------ Document text ------

IV) Gradient Descent
The key computations in the backward cycle are
$W1 = W1-learningRate * \partial L/\partial W1$ – From (C)
$b1 = b1-learningRate * \partial L/\partial b1$ – From (D)
$W2 = W2-learningRate * \partial L/\partial W2$ – From (A)
$b2 = b2-learningRate * \partial L/\partial b2$ – From (B)

The weights and biases (W1,b1,W2,b2) are updated for each iteration thus minimizing the loss/cost.

These derivations can be represented pictorially using the computation graph (from the book Deep Learning by Ian Goodfellow, Joshua Bengio and Aaron Courville)

### 3. Manually create a data set that is not lineary separable

Initially I create a dataset with 2 classes which has around 9 clusters that cannot be separated by linear boundaries. Note: This data set is saved as data.csv and is used for the R and Octave Neural networks to see how they perform on the same dataset.

------ Provided material ------

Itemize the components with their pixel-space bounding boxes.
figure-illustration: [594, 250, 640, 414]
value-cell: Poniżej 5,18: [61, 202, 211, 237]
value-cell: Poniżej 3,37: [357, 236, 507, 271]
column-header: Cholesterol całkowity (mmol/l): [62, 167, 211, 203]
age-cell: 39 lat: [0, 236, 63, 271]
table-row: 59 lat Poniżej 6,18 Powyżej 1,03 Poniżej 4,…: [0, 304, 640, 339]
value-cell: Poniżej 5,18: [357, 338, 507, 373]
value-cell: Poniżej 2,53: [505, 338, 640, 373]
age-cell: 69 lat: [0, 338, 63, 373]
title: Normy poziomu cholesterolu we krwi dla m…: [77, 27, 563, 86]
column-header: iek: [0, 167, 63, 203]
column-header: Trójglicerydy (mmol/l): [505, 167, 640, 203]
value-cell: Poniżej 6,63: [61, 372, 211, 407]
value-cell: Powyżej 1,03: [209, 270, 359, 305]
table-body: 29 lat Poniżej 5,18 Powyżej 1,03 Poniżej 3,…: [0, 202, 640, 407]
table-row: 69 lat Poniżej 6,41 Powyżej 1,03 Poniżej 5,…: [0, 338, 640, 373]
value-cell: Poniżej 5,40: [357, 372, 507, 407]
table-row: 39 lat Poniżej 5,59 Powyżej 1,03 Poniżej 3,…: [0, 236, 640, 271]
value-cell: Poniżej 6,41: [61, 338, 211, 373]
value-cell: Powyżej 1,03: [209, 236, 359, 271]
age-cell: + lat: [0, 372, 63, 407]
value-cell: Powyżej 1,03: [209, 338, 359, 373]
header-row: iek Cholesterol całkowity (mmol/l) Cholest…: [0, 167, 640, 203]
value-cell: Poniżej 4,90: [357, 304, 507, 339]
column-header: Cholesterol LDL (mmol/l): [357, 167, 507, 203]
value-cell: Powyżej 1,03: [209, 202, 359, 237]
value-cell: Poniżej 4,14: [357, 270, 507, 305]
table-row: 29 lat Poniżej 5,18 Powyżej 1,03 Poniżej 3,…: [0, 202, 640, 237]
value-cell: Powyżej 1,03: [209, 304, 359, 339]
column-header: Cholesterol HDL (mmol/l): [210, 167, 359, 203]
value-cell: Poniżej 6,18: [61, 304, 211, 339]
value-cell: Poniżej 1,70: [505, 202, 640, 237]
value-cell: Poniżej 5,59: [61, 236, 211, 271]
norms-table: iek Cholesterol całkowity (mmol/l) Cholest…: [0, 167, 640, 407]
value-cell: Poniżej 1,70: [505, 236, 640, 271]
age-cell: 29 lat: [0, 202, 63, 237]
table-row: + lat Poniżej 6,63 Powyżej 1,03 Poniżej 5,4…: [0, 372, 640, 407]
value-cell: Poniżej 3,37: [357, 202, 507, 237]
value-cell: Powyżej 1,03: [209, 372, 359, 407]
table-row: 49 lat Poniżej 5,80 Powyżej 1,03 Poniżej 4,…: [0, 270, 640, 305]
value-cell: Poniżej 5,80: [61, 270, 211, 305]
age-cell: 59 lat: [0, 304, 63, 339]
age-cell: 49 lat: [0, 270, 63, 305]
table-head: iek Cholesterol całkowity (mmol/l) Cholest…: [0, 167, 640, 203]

------

Exercise set:
1. In the gradient descent passage, under what file name is the manually created data set saved?
2. Pick up the gradient descent passage after its final sentence and continue it.
The records have no connection to the gradient descent passage.

Exercise responses:
1. It is saved as data.csv.

2.
import numpy as np
import matplotlib.pyplot as plt
import matplotlib.colors
import sklearn.linear_model

from sklearn.model_selection import train_test_split
from sklearn.datasets import make_classification, make_blobs
from matplotlib.colors import ListedColormap
import sklearn
import sklearn.datasets

colors=['black','gold']
cmap = matplotlib.colors.ListedColormap(colors)
X, y = make_blobs(n_samples = 400, n_features = 2, centers = 7,
cluster_std = 1.3, random_state = 4)
#Create 2 classes
y=y.reshape(400,1)
y = y % 2
#Plot the figure
plt.figure()
plt.title('Non-linearly separable classes')
plt.scatter(X[:,0], X[:,1], c=y,
marker= 'o', s=50,cmap=cmap)
plt.savefig('fig1.png', bbox_inches='tight')

### 4. Logistic Regression

On the above created dataset, classification with logistic regression is performed, and the decision boundary is plotted. It can be seen that logistic regression performs quite poorly

import numpy as np
import matplotlib.pyplot as plt
import matplotlib.colors
import sklearn.linear_model

from sklearn.model_selection import train_test_split
from sklearn.datasets import make_classification, make_blobs
from matplotlib.colors import ListedColormap
import sklearn
import sklearn.datasets

#from DLfunctions import plot_decision_boundary
execfile("./DLfunctions.py") # Since import does not work in Rmd!!!

colors=['black','gold']
cmap = matplotlib.colors.ListedColormap(colors)
X, y = make_blobs(n_samples = 400, n_features = 2, centers = 7,
cluster_std = 1.3, random_state = 4)
#Create 2 classes
y=y.reshape(400,1)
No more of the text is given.